GIVEN INFORMATION:
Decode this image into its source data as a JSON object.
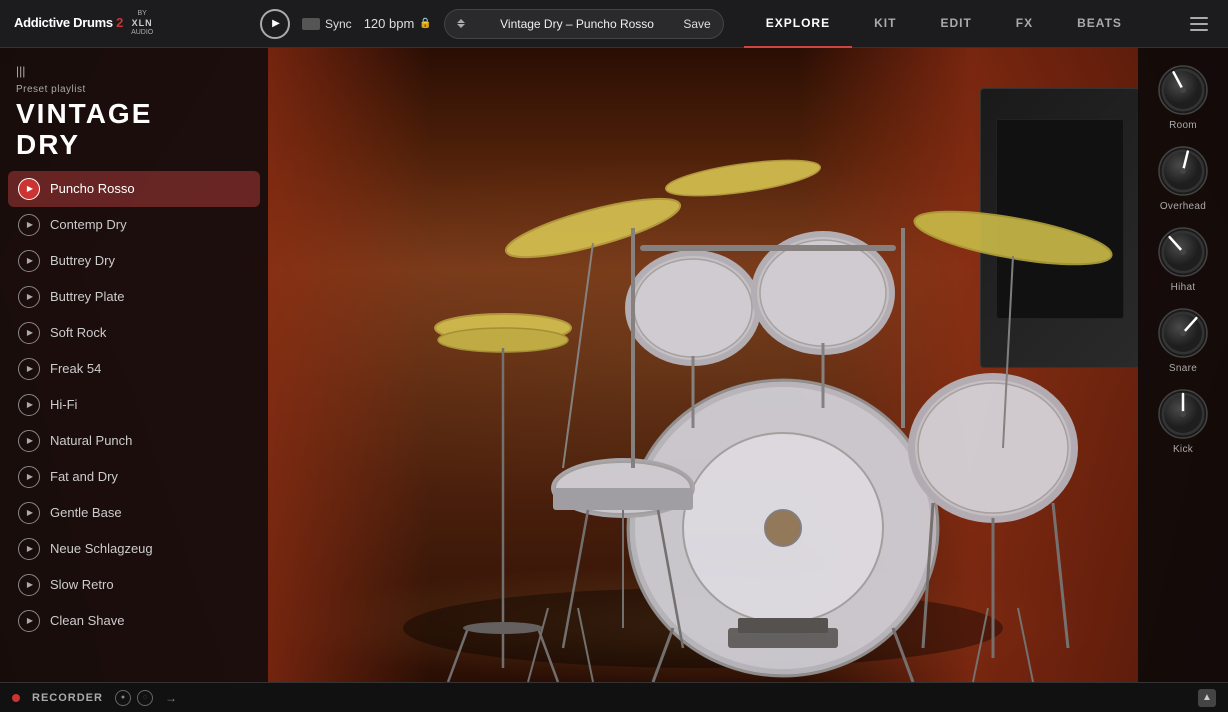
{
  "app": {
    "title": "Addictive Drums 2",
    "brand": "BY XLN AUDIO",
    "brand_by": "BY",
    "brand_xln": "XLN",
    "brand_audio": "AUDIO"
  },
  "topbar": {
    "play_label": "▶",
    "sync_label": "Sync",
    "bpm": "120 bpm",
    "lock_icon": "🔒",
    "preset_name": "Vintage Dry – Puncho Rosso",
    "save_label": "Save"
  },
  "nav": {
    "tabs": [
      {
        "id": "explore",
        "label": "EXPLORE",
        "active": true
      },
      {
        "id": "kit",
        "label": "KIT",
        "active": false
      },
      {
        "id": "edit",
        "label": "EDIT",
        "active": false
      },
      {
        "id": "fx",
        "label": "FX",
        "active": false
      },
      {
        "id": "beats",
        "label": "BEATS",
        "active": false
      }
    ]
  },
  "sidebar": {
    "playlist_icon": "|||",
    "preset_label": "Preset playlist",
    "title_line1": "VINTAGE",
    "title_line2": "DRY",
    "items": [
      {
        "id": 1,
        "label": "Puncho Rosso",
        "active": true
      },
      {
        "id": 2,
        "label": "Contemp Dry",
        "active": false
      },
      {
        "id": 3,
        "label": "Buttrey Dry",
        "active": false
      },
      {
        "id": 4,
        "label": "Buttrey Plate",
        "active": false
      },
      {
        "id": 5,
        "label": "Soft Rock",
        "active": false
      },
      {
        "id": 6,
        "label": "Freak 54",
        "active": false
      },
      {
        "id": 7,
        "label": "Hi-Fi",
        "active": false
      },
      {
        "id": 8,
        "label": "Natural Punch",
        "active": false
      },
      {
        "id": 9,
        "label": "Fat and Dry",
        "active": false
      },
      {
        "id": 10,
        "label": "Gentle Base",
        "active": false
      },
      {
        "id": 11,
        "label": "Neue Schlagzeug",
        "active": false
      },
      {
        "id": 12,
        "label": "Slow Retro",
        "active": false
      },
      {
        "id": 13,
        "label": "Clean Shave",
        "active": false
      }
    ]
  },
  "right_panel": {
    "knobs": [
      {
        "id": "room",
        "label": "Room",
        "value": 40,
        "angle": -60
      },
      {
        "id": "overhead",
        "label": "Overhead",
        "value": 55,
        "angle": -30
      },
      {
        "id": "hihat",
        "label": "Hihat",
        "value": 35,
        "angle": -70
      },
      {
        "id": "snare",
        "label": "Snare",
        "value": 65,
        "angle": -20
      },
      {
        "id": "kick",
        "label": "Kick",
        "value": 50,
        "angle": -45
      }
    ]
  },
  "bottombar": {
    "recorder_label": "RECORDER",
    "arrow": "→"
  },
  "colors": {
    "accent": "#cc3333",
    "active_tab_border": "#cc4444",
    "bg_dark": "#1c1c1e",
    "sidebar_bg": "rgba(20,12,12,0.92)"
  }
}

EXERCISE PROMPT: Copy out each line exactly, without the pictures.

PROBLEM SOLUTION:
Decode this image into its source data as a JSON object.
{
  "app": {
    "title": "Addictive Drums 2",
    "brand": "BY XLN AUDIO",
    "brand_by": "BY",
    "brand_xln": "XLN",
    "brand_audio": "AUDIO"
  },
  "topbar": {
    "play_label": "▶",
    "sync_label": "Sync",
    "bpm": "120 bpm",
    "lock_icon": "🔒",
    "preset_name": "Vintage Dry – Puncho Rosso",
    "save_label": "Save"
  },
  "nav": {
    "tabs": [
      {
        "id": "explore",
        "label": "EXPLORE",
        "active": true
      },
      {
        "id": "kit",
        "label": "KIT",
        "active": false
      },
      {
        "id": "edit",
        "label": "EDIT",
        "active": false
      },
      {
        "id": "fx",
        "label": "FX",
        "active": false
      },
      {
        "id": "beats",
        "label": "BEATS",
        "active": false
      }
    ]
  },
  "sidebar": {
    "playlist_icon": "|||",
    "preset_label": "Preset playlist",
    "title_line1": "VINTAGE",
    "title_line2": "DRY",
    "items": [
      {
        "id": 1,
        "label": "Puncho Rosso",
        "active": true
      },
      {
        "id": 2,
        "label": "Contemp Dry",
        "active": false
      },
      {
        "id": 3,
        "label": "Buttrey Dry",
        "active": false
      },
      {
        "id": 4,
        "label": "Buttrey Plate",
        "active": false
      },
      {
        "id": 5,
        "label": "Soft Rock",
        "active": false
      },
      {
        "id": 6,
        "label": "Freak 54",
        "active": false
      },
      {
        "id": 7,
        "label": "Hi-Fi",
        "active": false
      },
      {
        "id": 8,
        "label": "Natural Punch",
        "active": false
      },
      {
        "id": 9,
        "label": "Fat and Dry",
        "active": false
      },
      {
        "id": 10,
        "label": "Gentle Base",
        "active": false
      },
      {
        "id": 11,
        "label": "Neue Schlagzeug",
        "active": false
      },
      {
        "id": 12,
        "label": "Slow Retro",
        "active": false
      },
      {
        "id": 13,
        "label": "Clean Shave",
        "active": false
      }
    ]
  },
  "right_panel": {
    "knobs": [
      {
        "id": "room",
        "label": "Room",
        "value": 40,
        "angle": -60
      },
      {
        "id": "overhead",
        "label": "Overhead",
        "value": 55,
        "angle": -30
      },
      {
        "id": "hihat",
        "label": "Hihat",
        "value": 35,
        "angle": -70
      },
      {
        "id": "snare",
        "label": "Snare",
        "value": 65,
        "angle": -20
      },
      {
        "id": "kick",
        "label": "Kick",
        "value": 50,
        "angle": -45
      }
    ]
  },
  "bottombar": {
    "recorder_label": "RECORDER",
    "arrow": "→"
  },
  "colors": {
    "accent": "#cc3333",
    "active_tab_border": "#cc4444",
    "bg_dark": "#1c1c1e",
    "sidebar_bg": "rgba(20,12,12,0.92)"
  }
}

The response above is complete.